* _Recorded data_
┄┄┄┄┄┄
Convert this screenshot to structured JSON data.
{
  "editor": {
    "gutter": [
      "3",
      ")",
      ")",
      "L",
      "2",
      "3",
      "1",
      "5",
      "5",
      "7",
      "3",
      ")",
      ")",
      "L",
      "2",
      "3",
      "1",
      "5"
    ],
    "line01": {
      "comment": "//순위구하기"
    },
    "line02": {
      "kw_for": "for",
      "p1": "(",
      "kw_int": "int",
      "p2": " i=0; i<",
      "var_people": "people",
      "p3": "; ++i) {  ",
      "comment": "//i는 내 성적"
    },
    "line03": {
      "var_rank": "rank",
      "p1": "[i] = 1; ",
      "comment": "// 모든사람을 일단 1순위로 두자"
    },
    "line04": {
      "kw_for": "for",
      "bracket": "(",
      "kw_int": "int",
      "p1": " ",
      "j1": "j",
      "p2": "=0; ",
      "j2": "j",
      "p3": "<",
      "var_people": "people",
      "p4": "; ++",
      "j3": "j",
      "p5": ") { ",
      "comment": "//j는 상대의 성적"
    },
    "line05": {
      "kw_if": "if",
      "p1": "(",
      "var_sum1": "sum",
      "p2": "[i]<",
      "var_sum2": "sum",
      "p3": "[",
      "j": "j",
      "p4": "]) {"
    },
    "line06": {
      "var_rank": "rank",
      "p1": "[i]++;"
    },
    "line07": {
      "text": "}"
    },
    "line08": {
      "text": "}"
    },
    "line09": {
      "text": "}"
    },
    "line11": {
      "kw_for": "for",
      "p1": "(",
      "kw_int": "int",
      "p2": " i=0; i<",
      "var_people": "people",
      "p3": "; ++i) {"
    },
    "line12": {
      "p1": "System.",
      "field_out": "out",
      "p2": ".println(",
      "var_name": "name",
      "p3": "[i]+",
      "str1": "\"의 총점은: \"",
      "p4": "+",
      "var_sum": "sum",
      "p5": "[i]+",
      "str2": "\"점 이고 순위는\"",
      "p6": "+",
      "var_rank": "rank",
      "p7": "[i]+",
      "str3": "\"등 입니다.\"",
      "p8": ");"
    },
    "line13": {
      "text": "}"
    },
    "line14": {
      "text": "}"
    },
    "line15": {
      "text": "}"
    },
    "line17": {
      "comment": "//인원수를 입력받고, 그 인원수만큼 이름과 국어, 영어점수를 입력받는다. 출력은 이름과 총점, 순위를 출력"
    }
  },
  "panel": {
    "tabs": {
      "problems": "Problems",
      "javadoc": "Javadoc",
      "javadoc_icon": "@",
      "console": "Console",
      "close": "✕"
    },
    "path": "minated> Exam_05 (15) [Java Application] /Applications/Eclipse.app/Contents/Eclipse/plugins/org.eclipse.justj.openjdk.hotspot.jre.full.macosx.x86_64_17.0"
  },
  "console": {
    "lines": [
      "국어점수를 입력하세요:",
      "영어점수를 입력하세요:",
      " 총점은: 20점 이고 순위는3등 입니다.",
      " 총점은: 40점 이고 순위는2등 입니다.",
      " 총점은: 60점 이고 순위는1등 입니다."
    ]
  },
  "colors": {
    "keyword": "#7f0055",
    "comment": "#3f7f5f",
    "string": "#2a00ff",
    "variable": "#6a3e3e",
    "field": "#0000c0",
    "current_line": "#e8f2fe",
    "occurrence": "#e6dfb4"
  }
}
┄┄┄┄┄┄
The full set of records should be duplicated exactly.

* _Answer for the task_
Convert this screenshot to structured JSON data.
{
  "editor": {
    "gutter": [
      "3",
      ")",
      ")",
      "L",
      "2",
      "3",
      "1",
      "5",
      "5",
      "7",
      "3",
      ")",
      ")",
      "L",
      "2",
      "3",
      "1",
      "5"
    ],
    "line01": {
      "comment": "//순위구하기"
    },
    "line02": {
      "kw_for": "for",
      "p1": "(",
      "kw_int": "int",
      "p2": " i=0; i<",
      "var_people": "people",
      "p3": "; ++i) {  ",
      "comment": "//i는 내 성적"
    },
    "line03": {
      "var_rank": "rank",
      "p1": "[i] = 1; ",
      "comment": "// 모든사람을 일단 1순위로 두자"
    },
    "line04": {
      "kw_for": "for",
      "bracket": "(",
      "kw_int": "int",
      "p1": " ",
      "j1": "j",
      "p2": "=0; ",
      "j2": "j",
      "p3": "<",
      "var_people": "people",
      "p4": "; ++",
      "j3": "j",
      "p5": ") { ",
      "comment": "//j는 상대의 성적"
    },
    "line05": {
      "kw_if": "if",
      "p1": "(",
      "var_sum1": "sum",
      "p2": "[i]<",
      "var_sum2": "sum",
      "p3": "[",
      "j": "j",
      "p4": "]) {"
    },
    "line06": {
      "var_rank": "rank",
      "p1": "[i]++;"
    },
    "line07": {
      "text": "}"
    },
    "line08": {
      "text": "}"
    },
    "line09": {
      "text": "}"
    },
    "line11": {
      "kw_for": "for",
      "p1": "(",
      "kw_int": "int",
      "p2": " i=0; i<",
      "var_people": "people",
      "p3": "; ++i) {"
    },
    "line12": {
      "p1": "System.",
      "field_out": "out",
      "p2": ".println(",
      "var_name": "name",
      "p3": "[i]+",
      "str1": "\"의 총점은: \"",
      "p4": "+",
      "var_sum": "sum",
      "p5": "[i]+",
      "str2": "\"점 이고 순위는\"",
      "p6": "+",
      "var_rank": "rank",
      "p7": "[i]+",
      "str3": "\"등 입니다.\"",
      "p8": ");"
    },
    "line13": {
      "text": "}"
    },
    "line14": {
      "text": "}"
    },
    "line15": {
      "text": "}"
    },
    "line17": {
      "comment": "//인원수를 입력받고, 그 인원수만큼 이름과 국어, 영어점수를 입력받는다. 출력은 이름과 총점, 순위를 출력"
    }
  },
  "panel": {
    "tabs": {
      "problems": "Problems",
      "javadoc": "Javadoc",
      "javadoc_icon": "@",
      "console": "Console",
      "close": "✕"
    },
    "path": "minated> Exam_05 (15) [Java Application] /Applications/Eclipse.app/Contents/Eclipse/plugins/org.eclipse.justj.openjdk.hotspot.jre.full.macosx.x86_64_17.0"
  },
  "console": {
    "lines": [
      "국어점수를 입력하세요:",
      "영어점수를 입력하세요:",
      " 총점은: 20점 이고 순위는3등 입니다.",
      " 총점은: 40점 이고 순위는2등 입니다.",
      " 총점은: 60점 이고 순위는1등 입니다."
    ]
  },
  "colors": {
    "keyword": "#7f0055",
    "comment": "#3f7f5f",
    "string": "#2a00ff",
    "variable": "#6a3e3e",
    "field": "#0000c0",
    "current_line": "#e8f2fe",
    "occurrence": "#e6dfb4"
  }
}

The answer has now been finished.